From the entries below, pull out each line where "autorką" appears.

++++++++

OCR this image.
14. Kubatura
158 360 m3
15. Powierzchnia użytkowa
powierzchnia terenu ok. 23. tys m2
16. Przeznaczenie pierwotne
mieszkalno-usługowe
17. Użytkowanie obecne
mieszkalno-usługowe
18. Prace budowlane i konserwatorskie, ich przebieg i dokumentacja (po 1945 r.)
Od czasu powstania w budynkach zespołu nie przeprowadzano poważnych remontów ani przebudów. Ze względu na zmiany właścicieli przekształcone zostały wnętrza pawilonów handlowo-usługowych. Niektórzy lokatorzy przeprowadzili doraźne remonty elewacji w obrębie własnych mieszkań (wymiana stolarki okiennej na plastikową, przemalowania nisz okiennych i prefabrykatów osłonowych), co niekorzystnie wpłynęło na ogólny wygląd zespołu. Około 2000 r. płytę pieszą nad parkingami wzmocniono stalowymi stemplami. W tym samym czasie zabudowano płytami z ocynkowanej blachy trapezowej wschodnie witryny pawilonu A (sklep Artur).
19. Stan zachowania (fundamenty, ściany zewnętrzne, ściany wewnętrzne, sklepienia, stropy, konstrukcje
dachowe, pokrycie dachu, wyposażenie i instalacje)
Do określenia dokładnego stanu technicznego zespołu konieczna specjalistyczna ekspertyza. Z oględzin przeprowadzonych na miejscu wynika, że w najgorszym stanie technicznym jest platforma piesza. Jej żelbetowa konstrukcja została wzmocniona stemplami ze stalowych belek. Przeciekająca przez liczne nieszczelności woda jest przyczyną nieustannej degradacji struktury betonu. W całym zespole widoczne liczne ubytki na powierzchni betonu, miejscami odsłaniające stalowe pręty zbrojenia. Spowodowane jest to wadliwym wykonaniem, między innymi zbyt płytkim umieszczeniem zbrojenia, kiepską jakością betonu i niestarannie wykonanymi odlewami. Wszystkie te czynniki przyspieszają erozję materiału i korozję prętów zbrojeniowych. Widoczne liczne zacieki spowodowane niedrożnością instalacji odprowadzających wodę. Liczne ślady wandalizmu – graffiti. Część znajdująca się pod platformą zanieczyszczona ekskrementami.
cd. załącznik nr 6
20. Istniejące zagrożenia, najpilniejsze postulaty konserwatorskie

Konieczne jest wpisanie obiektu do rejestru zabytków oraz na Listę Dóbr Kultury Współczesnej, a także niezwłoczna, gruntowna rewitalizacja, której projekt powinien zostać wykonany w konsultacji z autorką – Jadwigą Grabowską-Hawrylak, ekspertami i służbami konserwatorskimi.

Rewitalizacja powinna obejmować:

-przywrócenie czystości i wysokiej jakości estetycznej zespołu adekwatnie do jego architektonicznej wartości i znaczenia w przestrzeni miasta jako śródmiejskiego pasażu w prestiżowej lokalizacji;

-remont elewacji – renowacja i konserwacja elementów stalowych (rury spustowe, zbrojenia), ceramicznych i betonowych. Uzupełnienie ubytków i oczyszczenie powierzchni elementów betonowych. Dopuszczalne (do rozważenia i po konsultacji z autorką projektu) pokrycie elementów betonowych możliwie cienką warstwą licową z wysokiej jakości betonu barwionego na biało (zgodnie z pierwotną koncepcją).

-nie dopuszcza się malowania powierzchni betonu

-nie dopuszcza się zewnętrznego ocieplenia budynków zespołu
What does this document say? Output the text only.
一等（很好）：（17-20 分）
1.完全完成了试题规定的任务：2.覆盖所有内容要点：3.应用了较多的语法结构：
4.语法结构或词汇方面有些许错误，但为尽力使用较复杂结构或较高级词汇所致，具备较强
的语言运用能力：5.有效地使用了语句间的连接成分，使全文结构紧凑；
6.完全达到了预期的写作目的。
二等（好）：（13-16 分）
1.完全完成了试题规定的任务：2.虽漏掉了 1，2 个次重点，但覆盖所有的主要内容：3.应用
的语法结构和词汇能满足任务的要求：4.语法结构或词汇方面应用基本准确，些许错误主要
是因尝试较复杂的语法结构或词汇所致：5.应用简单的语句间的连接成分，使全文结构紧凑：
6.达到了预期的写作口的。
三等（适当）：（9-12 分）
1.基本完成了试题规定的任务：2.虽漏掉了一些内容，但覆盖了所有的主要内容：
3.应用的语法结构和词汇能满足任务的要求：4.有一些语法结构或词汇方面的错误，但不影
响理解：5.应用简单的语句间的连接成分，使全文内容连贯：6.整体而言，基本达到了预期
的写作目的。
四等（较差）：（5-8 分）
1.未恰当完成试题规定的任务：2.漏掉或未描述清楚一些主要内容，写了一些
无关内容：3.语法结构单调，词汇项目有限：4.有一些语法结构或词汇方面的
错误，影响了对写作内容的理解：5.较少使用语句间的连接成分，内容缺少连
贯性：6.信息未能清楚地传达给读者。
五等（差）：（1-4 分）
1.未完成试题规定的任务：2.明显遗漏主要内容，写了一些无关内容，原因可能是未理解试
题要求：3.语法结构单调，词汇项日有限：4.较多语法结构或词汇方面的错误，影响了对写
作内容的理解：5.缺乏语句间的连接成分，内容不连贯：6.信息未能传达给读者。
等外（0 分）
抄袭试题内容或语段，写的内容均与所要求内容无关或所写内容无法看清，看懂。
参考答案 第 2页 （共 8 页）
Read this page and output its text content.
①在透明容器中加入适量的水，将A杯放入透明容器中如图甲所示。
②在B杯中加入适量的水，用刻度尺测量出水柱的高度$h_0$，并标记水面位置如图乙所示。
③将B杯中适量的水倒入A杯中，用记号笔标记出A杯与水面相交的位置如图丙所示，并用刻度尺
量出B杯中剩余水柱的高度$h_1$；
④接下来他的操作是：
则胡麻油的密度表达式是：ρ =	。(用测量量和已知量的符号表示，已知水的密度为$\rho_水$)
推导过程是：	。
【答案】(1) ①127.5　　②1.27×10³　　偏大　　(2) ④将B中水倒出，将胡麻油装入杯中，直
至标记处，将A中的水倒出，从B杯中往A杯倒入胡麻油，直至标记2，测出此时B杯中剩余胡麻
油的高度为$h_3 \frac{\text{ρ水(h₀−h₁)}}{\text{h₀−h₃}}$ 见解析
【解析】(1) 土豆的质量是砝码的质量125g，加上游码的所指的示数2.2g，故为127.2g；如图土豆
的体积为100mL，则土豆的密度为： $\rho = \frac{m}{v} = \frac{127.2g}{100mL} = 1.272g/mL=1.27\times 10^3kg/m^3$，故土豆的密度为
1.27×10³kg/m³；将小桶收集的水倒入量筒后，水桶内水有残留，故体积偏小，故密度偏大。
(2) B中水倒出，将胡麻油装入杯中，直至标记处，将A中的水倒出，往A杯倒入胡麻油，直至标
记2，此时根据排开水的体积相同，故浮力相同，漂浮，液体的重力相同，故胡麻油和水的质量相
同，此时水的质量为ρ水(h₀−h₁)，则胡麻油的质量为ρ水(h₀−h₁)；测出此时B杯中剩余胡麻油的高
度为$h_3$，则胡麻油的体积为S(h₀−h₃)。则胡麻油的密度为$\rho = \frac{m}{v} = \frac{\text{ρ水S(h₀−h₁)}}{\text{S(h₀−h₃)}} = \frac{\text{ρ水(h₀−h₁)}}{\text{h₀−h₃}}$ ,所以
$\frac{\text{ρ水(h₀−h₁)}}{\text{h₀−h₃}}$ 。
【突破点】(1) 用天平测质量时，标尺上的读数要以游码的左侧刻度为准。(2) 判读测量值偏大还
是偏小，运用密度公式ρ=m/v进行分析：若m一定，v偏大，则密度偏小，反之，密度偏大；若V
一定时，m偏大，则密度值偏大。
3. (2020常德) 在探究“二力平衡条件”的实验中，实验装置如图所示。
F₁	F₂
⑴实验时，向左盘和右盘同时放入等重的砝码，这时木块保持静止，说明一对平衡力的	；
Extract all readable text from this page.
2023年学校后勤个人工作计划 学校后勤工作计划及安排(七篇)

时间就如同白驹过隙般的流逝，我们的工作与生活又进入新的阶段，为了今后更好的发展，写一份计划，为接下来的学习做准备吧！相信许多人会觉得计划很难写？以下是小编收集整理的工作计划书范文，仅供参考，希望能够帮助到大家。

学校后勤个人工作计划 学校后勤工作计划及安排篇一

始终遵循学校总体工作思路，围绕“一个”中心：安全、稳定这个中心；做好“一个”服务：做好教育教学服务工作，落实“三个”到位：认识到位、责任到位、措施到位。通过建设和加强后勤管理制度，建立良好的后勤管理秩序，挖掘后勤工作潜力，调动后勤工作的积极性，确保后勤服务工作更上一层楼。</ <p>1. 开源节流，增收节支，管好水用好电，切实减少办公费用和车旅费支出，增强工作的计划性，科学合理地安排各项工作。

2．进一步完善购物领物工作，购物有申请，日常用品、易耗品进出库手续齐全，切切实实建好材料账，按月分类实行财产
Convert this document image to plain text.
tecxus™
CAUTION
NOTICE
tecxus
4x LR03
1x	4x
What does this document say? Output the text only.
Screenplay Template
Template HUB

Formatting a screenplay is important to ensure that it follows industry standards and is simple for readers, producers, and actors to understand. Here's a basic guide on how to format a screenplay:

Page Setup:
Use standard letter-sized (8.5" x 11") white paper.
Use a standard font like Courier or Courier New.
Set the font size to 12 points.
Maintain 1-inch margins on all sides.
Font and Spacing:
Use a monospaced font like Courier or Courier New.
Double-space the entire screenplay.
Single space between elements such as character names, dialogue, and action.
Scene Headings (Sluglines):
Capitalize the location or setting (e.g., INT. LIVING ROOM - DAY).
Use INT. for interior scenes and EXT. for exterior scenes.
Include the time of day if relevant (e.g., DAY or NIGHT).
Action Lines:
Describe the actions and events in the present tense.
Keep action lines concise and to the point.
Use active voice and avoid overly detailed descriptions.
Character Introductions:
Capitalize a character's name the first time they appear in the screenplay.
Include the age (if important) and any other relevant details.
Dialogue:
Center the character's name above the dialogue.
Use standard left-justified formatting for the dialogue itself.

++++++++

*The reply:*
Konieczne jest wpisanie obiektu do rejestru zabytków oraz na Listę Dóbr Kultury Współczesnej, a także niezwłoczna, gruntowna rewitalizacja, której projekt powinien zostać wykonany w konsultacji z autorką – Jadwigą Grabowską-Hawrylak, ekspertami i służbami konserwatorskimi.
-remont elewacji – renowacja i konserwacja elementów stalowych (rury spustowe, zbrojenia), ceramicznych i betonowych. Uzupełnienie ubytków i oczyszczenie powierzchni elementów betonowych. Dopuszczalne (do rozważenia i po konsultacji z autorką projektu) pokrycie elementów betonowych możliwie cienką warstwą licową z wysokiej jakości betonu barwionego na biało (zgodnie z pierwotną koncepcją).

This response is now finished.